(Data tied to figure images)
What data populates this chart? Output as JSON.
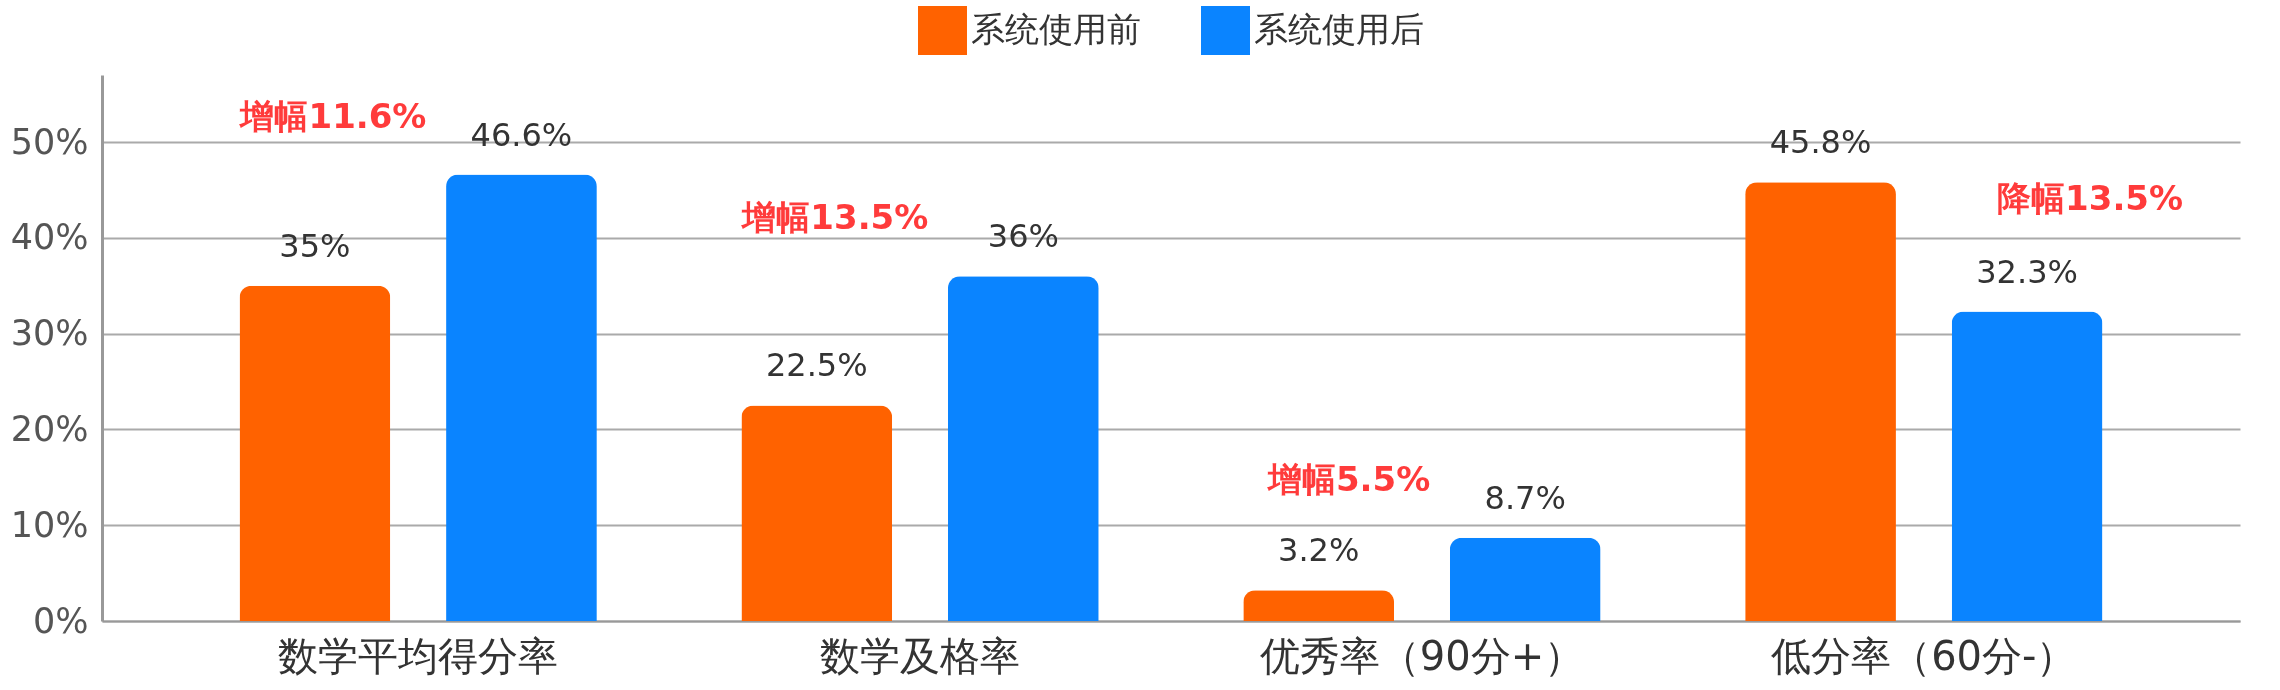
{
  "chart_data": {
    "type": "bar",
    "categories": [
      "数学平均得分率",
      "数学及格率",
      "优秀率（90分+）",
      "低分率（60分-）"
    ],
    "series": [
      {
        "name": "系统使用前",
        "color": "#ff6200",
        "values": [
          35,
          22.5,
          3.2,
          45.8
        ],
        "value_labels": [
          "35%",
          "22.5%",
          "3.2%",
          "45.8%"
        ]
      },
      {
        "name": "系统使用后",
        "color": "#0a84ff",
        "values": [
          46.6,
          36,
          8.7,
          32.3
        ],
        "value_labels": [
          "46.6%",
          "36%",
          "8.7%",
          "32.3%"
        ]
      }
    ],
    "ylim": [
      0,
      57
    ],
    "yticks": [
      {
        "value": 0,
        "label": "0%"
      },
      {
        "value": 10,
        "label": "10%"
      },
      {
        "value": 20,
        "label": "20%"
      },
      {
        "value": 30,
        "label": "30%"
      },
      {
        "value": 40,
        "label": "40%"
      },
      {
        "value": 50,
        "label": "50%"
      }
    ],
    "grid": "y",
    "legend": "top",
    "annotations": [
      "增幅11.6%",
      "增幅13.5%",
      "增幅5.5%",
      "降幅13.5%"
    ]
  }
}
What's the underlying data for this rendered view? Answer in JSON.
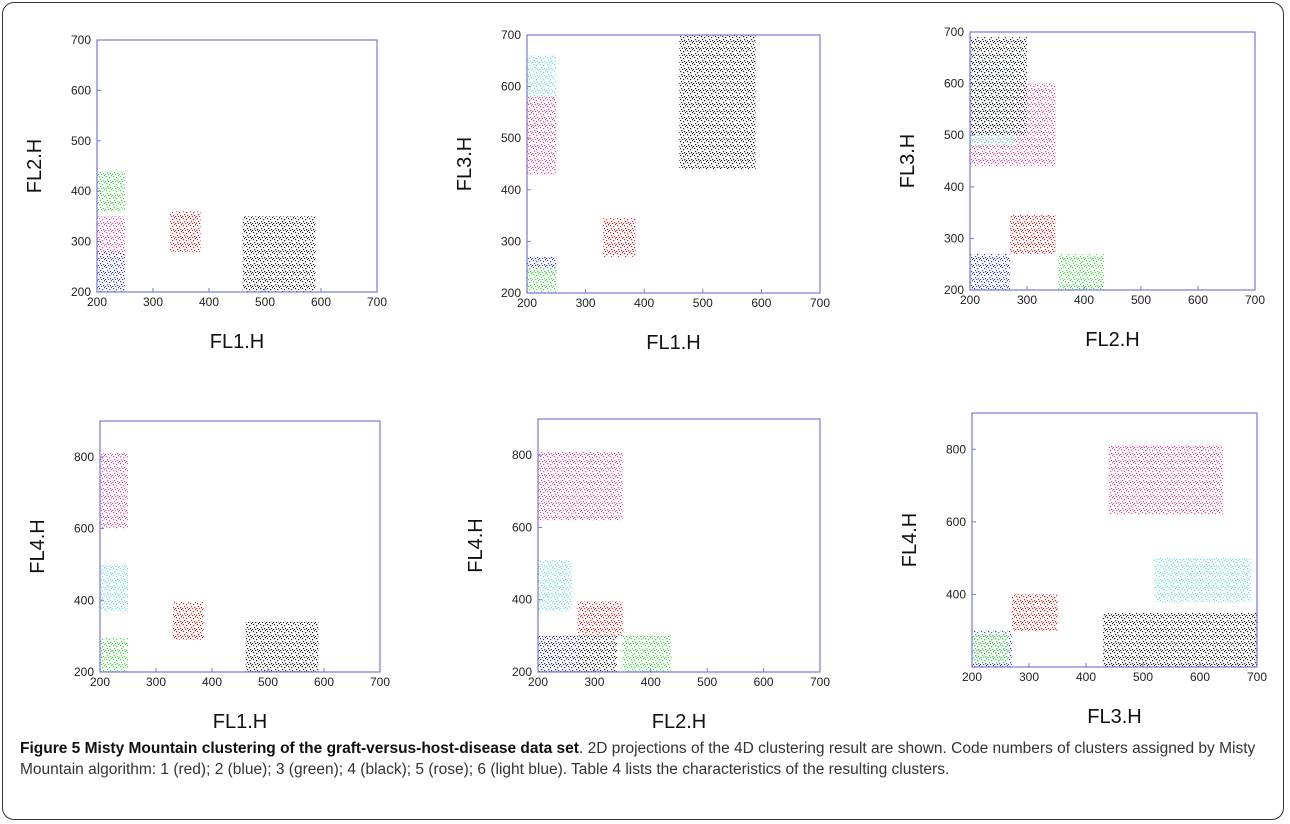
{
  "chart_data": [
    {
      "type": "scatter",
      "xlabel": "FL1.H",
      "ylabel": "FL2.H",
      "xlim": [
        200,
        700
      ],
      "ylim": [
        200,
        700
      ],
      "xticks": [
        200,
        300,
        400,
        500,
        600,
        700
      ],
      "yticks": [
        200,
        300,
        400,
        500,
        600,
        700
      ],
      "series": [
        {
          "color": "#33dd33",
          "x": [
            200,
            250
          ],
          "y": [
            360,
            440
          ]
        },
        {
          "color": "#e0409a",
          "x": [
            200,
            250
          ],
          "y": [
            270,
            350
          ]
        },
        {
          "color": "#2233cc",
          "x": [
            200,
            250
          ],
          "y": [
            200,
            280
          ]
        },
        {
          "color": "#dd1111",
          "x": [
            330,
            385
          ],
          "y": [
            280,
            360
          ]
        },
        {
          "color": "#111111",
          "x": [
            460,
            590
          ],
          "y": [
            200,
            350
          ]
        }
      ]
    },
    {
      "type": "scatter",
      "xlabel": "FL1.H",
      "ylabel": "FL3.H",
      "xlim": [
        200,
        700
      ],
      "ylim": [
        200,
        700
      ],
      "xticks": [
        200,
        300,
        400,
        500,
        600,
        700
      ],
      "yticks": [
        200,
        300,
        400,
        500,
        600,
        700
      ],
      "series": [
        {
          "color": "#66ddee",
          "x": [
            200,
            250
          ],
          "y": [
            520,
            660
          ]
        },
        {
          "color": "#e0409a",
          "x": [
            200,
            250
          ],
          "y": [
            430,
            580
          ]
        },
        {
          "color": "#2233cc",
          "x": [
            200,
            250
          ],
          "y": [
            240,
            270
          ]
        },
        {
          "color": "#33dd33",
          "x": [
            200,
            250
          ],
          "y": [
            200,
            250
          ]
        },
        {
          "color": "#dd1111",
          "x": [
            330,
            385
          ],
          "y": [
            270,
            345
          ]
        },
        {
          "color": "#111111",
          "x": [
            460,
            590
          ],
          "y": [
            440,
            700
          ]
        }
      ]
    },
    {
      "type": "scatter",
      "xlabel": "FL2.H",
      "ylabel": "FL3.H",
      "xlim": [
        200,
        700
      ],
      "ylim": [
        200,
        700
      ],
      "xticks": [
        200,
        300,
        400,
        500,
        600,
        700
      ],
      "yticks": [
        200,
        300,
        400,
        500,
        600,
        700
      ],
      "series": [
        {
          "color": "#e0409a",
          "x": [
            200,
            350
          ],
          "y": [
            440,
            600
          ]
        },
        {
          "color": "#66ddee",
          "x": [
            200,
            280
          ],
          "y": [
            480,
            660
          ]
        },
        {
          "color": "#111111",
          "x": [
            200,
            300
          ],
          "y": [
            500,
            690
          ]
        },
        {
          "color": "#2233cc",
          "x": [
            200,
            270
          ],
          "y": [
            200,
            270
          ]
        },
        {
          "color": "#dd1111",
          "x": [
            270,
            350
          ],
          "y": [
            270,
            345
          ]
        },
        {
          "color": "#33dd33",
          "x": [
            355,
            435
          ],
          "y": [
            200,
            270
          ]
        }
      ]
    },
    {
      "type": "scatter",
      "xlabel": "FL1.H",
      "ylabel": "FL4.H",
      "xlim": [
        200,
        700
      ],
      "ylim": [
        200,
        900
      ],
      "xticks": [
        200,
        300,
        400,
        500,
        600,
        700
      ],
      "yticks": [
        200,
        400,
        600,
        800
      ],
      "series": [
        {
          "color": "#e0409a",
          "x": [
            200,
            250
          ],
          "y": [
            600,
            810
          ]
        },
        {
          "color": "#66ddee",
          "x": [
            200,
            250
          ],
          "y": [
            370,
            500
          ]
        },
        {
          "color": "#33dd33",
          "x": [
            200,
            250
          ],
          "y": [
            200,
            295
          ]
        },
        {
          "color": "#dd1111",
          "x": [
            330,
            385
          ],
          "y": [
            290,
            395
          ]
        },
        {
          "color": "#111111",
          "x": [
            460,
            590
          ],
          "y": [
            200,
            340
          ]
        }
      ]
    },
    {
      "type": "scatter",
      "xlabel": "FL2.H",
      "ylabel": "FL4.H",
      "xlim": [
        200,
        700
      ],
      "ylim": [
        200,
        900
      ],
      "xticks": [
        200,
        300,
        400,
        500,
        600,
        700
      ],
      "yticks": [
        200,
        400,
        600,
        800
      ],
      "series": [
        {
          "color": "#e0409a",
          "x": [
            200,
            350
          ],
          "y": [
            620,
            810
          ]
        },
        {
          "color": "#66ddee",
          "x": [
            200,
            260
          ],
          "y": [
            370,
            510
          ]
        },
        {
          "color": "#1a1a88",
          "x": [
            200,
            270
          ],
          "y": [
            200,
            300
          ]
        },
        {
          "color": "#111111",
          "x": [
            270,
            340
          ],
          "y": [
            200,
            300
          ]
        },
        {
          "color": "#dd1111",
          "x": [
            270,
            350
          ],
          "y": [
            300,
            395
          ]
        },
        {
          "color": "#33dd33",
          "x": [
            350,
            435
          ],
          "y": [
            200,
            300
          ]
        }
      ]
    },
    {
      "type": "scatter",
      "xlabel": "FL3.H",
      "ylabel": "FL4.H",
      "xlim": [
        200,
        700
      ],
      "ylim": [
        200,
        900
      ],
      "xticks": [
        200,
        300,
        400,
        500,
        600,
        700
      ],
      "yticks": [
        400,
        600,
        800
      ],
      "series": [
        {
          "color": "#e0409a",
          "x": [
            440,
            640
          ],
          "y": [
            620,
            810
          ]
        },
        {
          "color": "#66ddee",
          "x": [
            520,
            690
          ],
          "y": [
            380,
            500
          ]
        },
        {
          "color": "#111111",
          "x": [
            430,
            700
          ],
          "y": [
            200,
            350
          ]
        },
        {
          "color": "#dd1111",
          "x": [
            270,
            350
          ],
          "y": [
            300,
            400
          ]
        },
        {
          "color": "#2233cc",
          "x": [
            200,
            270
          ],
          "y": [
            200,
            300
          ]
        },
        {
          "color": "#33dd33",
          "x": [
            200,
            265
          ],
          "y": [
            210,
            295
          ]
        }
      ]
    }
  ],
  "caption": {
    "title": "Figure 5 Misty Mountain clustering of the graft-versus-host-disease data set",
    "text": ". 2D projections of the 4D clustering result are shown. Code numbers of clusters assigned by Misty Mountain algorithm: 1 (red); 2 (blue); 3 (green); 4 (black); 5 (rose); 6 (light blue). Table 4 lists the characteristics of the resulting clusters."
  }
}
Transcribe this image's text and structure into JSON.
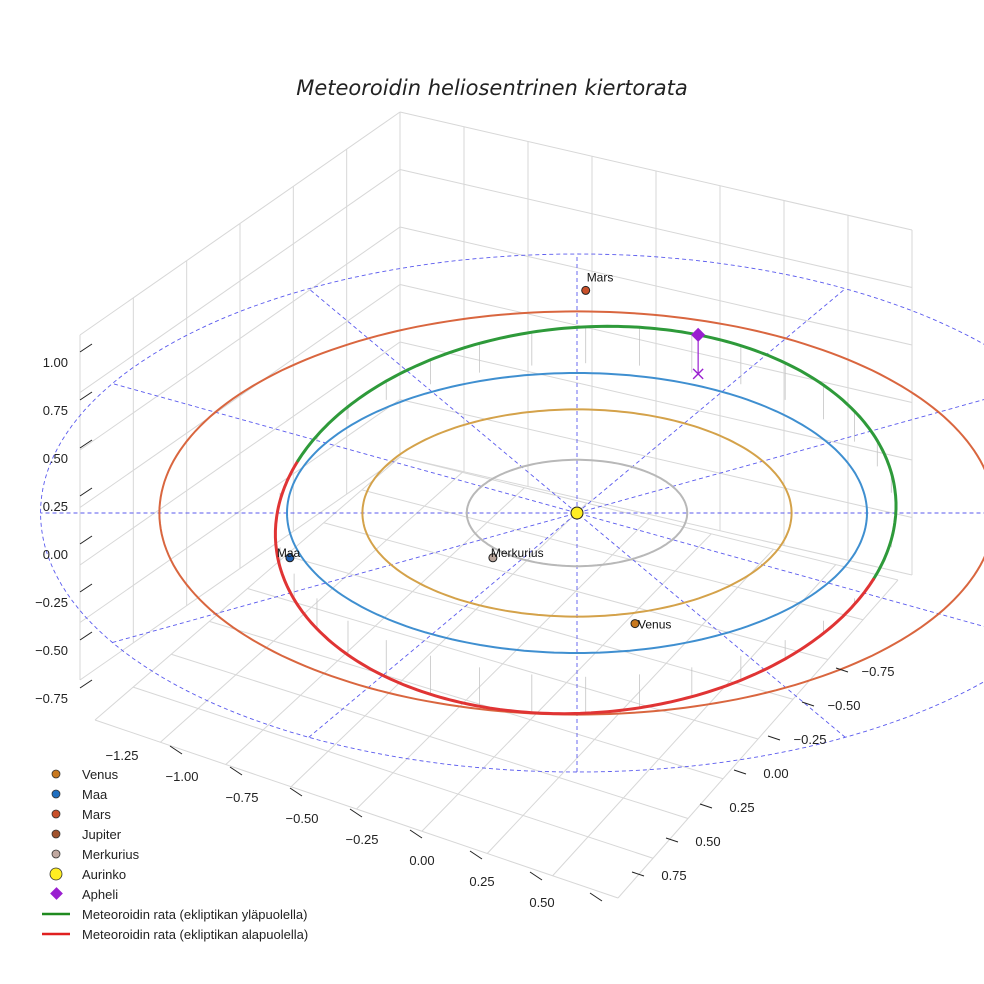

*Exercise goal*
Write out the entries above verbatim; the pictures do not belong in your copy.

*Correct response*
What data populates this chart? Output as JSON.
{
  "chart_data": {
    "type": "bar",
    "categories": [
      "数学平均得分率",
      "数学及格率",
      "优秀率（90分+）",
      "低分率（60分-）"
    ],
    "series": [
      {
        "name": "系统使用前",
        "color": "#ff6200",
        "values": [
          35,
          22.5,
          3.2,
          45.8
        ],
        "value_labels": [
          "35%",
          "22.5%",
          "3.2%",
          "45.8%"
        ]
      },
      {
        "name": "系统使用后",
        "color": "#0a84ff",
        "values": [
          46.6,
          36,
          8.7,
          32.3
        ],
        "value_labels": [
          "46.6%",
          "36%",
          "8.7%",
          "32.3%"
        ]
      }
    ],
    "ylim": [
      0,
      57
    ],
    "yticks": [
      {
        "value": 0,
        "label": "0%"
      },
      {
        "value": 10,
        "label": "10%"
      },
      {
        "value": 20,
        "label": "20%"
      },
      {
        "value": 30,
        "label": "30%"
      },
      {
        "value": 40,
        "label": "40%"
      },
      {
        "value": 50,
        "label": "50%"
      }
    ],
    "grid": "y",
    "legend": "top",
    "annotations": [
      "增幅11.6%",
      "增幅13.5%",
      "增幅5.5%",
      "降幅13.5%"
    ]
  }
}
What's the underlying data for this rendered view? Answer in JSON.
{
  "chart_data": [
    {
      "type": "scatter",
      "xlabel": "FL1.H",
      "ylabel": "FL2.H",
      "xlim": [
        200,
        700
      ],
      "ylim": [
        200,
        700
      ],
      "xticks": [
        200,
        300,
        400,
        500,
        600,
        700
      ],
      "yticks": [
        200,
        300,
        400,
        500,
        600,
        700
      ],
      "series": [
        {
          "color": "#33dd33",
          "x": [
            200,
            250
          ],
          "y": [
            360,
            440
          ]
        },
        {
          "color": "#e0409a",
          "x": [
            200,
            250
          ],
          "y": [
            270,
            350
          ]
        },
        {
          "color": "#2233cc",
          "x": [
            200,
            250
          ],
          "y": [
            200,
            280
          ]
        },
        {
          "color": "#dd1111",
          "x": [
            330,
            385
          ],
          "y": [
            280,
            360
          ]
        },
        {
          "color": "#111111",
          "x": [
            460,
            590
          ],
          "y": [
            200,
            350
          ]
        }
      ]
    },
    {
      "type": "scatter",
      "xlabel": "FL1.H",
      "ylabel": "FL3.H",
      "xlim": [
        200,
        700
      ],
      "ylim": [
        200,
        700
      ],
      "xticks": [
        200,
        300,
        400,
        500,
        600,
        700
      ],
      "yticks": [
        200,
        300,
        400,
        500,
        600,
        700
      ],
      "series": [
        {
          "color": "#66ddee",
          "x": [
            200,
            250
          ],
          "y": [
            520,
            660
          ]
        },
        {
          "color": "#e0409a",
          "x": [
            200,
            250
          ],
          "y": [
            430,
            580
          ]
        },
        {
          "color": "#2233cc",
          "x": [
            200,
            250
          ],
          "y": [
            240,
            270
          ]
        },
        {
          "color": "#33dd33",
          "x": [
            200,
            250
          ],
          "y": [
            200,
            250
          ]
        },
        {
          "color": "#dd1111",
          "x": [
            330,
            385
          ],
          "y": [
            270,
            345
          ]
        },
        {
          "color": "#111111",
          "x": [
            460,
            590
          ],
          "y": [
            440,
            700
          ]
        }
      ]
    },
    {
      "type": "scatter",
      "xlabel": "FL2.H",
      "ylabel": "FL3.H",
      "xlim": [
        200,
        700
      ],
      "ylim": [
        200,
        700
      ],
      "xticks": [
        200,
        300,
        400,
        500,
        600,
        700
      ],
      "yticks": [
        200,
        300,
        400,
        500,
        600,
        700
      ],
      "series": [
        {
          "color": "#e0409a",
          "x": [
            200,
            350
          ],
          "y": [
            440,
            600
          ]
        },
        {
          "color": "#66ddee",
          "x": [
            200,
            280
          ],
          "y": [
            480,
            660
          ]
        },
        {
          "color": "#111111",
          "x": [
            200,
            300
          ],
          "y": [
            500,
            690
          ]
        },
        {
          "color": "#2233cc",
          "x": [
            200,
            270
          ],
          "y": [
            200,
            270
          ]
        },
        {
          "color": "#dd1111",
          "x": [
            270,
            350
          ],
          "y": [
            270,
            345
          ]
        },
        {
          "color": "#33dd33",
          "x": [
            355,
            435
          ],
          "y": [
            200,
            270
          ]
        }
      ]
    },
    {
      "type": "scatter",
      "xlabel": "FL1.H",
      "ylabel": "FL4.H",
      "xlim": [
        200,
        700
      ],
      "ylim": [
        200,
        900
      ],
      "xticks": [
        200,
        300,
        400,
        500,
        600,
        700
      ],
      "yticks": [
        200,
        400,
        600,
        800
      ],
      "series": [
        {
          "color": "#e0409a",
          "x": [
            200,
            250
          ],
          "y": [
            600,
            810
          ]
        },
        {
          "color": "#66ddee",
          "x": [
            200,
            250
          ],
          "y": [
            370,
            500
          ]
        },
        {
          "color": "#33dd33",
          "x": [
            200,
            250
          ],
          "y": [
            200,
            295
          ]
        },
        {
          "color": "#dd1111",
          "x": [
            330,
            385
          ],
          "y": [
            290,
            395
          ]
        },
        {
          "color": "#111111",
          "x": [
            460,
            590
          ],
          "y": [
            200,
            340
          ]
        }
      ]
    },
    {
      "type": "scatter",
      "xlabel": "FL2.H",
      "ylabel": "FL4.H",
      "xlim": [
        200,
        700
      ],
      "ylim": [
        200,
        900
      ],
      "xticks": [
        200,
        300,
        400,
        500,
        600,
        700
      ],
      "yticks": [
        200,
        400,
        600,
        800
      ],
      "series": [
        {
          "color": "#e0409a",
          "x": [
            200,
            350
          ],
          "y": [
            620,
            810
          ]
        },
        {
          "color": "#66ddee",
          "x": [
            200,
            260
          ],
          "y": [
            370,
            510
          ]
        },
        {
          "color": "#1a1a88",
          "x": [
            200,
            270
          ],
          "y": [
            200,
            300
          ]
        },
        {
          "color": "#111111",
          "x": [
            270,
            340
          ],
          "y": [
            200,
            300
          ]
        },
        {
          "color": "#dd1111",
          "x": [
            270,
            350
          ],
          "y": [
            300,
            395
          ]
        },
        {
          "color": "#33dd33",
          "x": [
            350,
            435
          ],
          "y": [
            200,
            300
          ]
        }
      ]
    },
    {
      "type": "scatter",
      "xlabel": "FL3.H",
      "ylabel": "FL4.H",
      "xlim": [
        200,
        700
      ],
      "ylim": [
        200,
        900
      ],
      "xticks": [
        200,
        300,
        400,
        500,
        600,
        700
      ],
      "yticks": [
        400,
        600,
        800
      ],
      "series": [
        {
          "color": "#e0409a",
          "x": [
            440,
            640
          ],
          "y": [
            620,
            810
          ]
        },
        {
          "color": "#66ddee",
          "x": [
            520,
            690
          ],
          "y": [
            380,
            500
          ]
        },
        {
          "color": "#111111",
          "x": [
            430,
            700
          ],
          "y": [
            200,
            350
          ]
        },
        {
          "color": "#dd1111",
          "x": [
            270,
            350
          ],
          "y": [
            300,
            400
          ]
        },
        {
          "color": "#2233cc",
          "x": [
            200,
            270
          ],
          "y": [
            200,
            300
          ]
        },
        {
          "color": "#33dd33",
          "x": [
            200,
            265
          ],
          "y": [
            210,
            295
          ]
        }
      ]
    }
  ],
  "caption": {
    "title": "Figure 5 Misty Mountain clustering of the graft-versus-host-disease data set",
    "text": ". 2D projections of the 4D clustering result are shown. Code numbers of clusters assigned by Misty Mountain algorithm: 1 (red); 2 (blue); 3 (green); 4 (black); 5 (rose); 6 (light blue). Table 4 lists the characteristics of the resulting clusters."
  }
}
Transcribe this image's text and structure into JSON.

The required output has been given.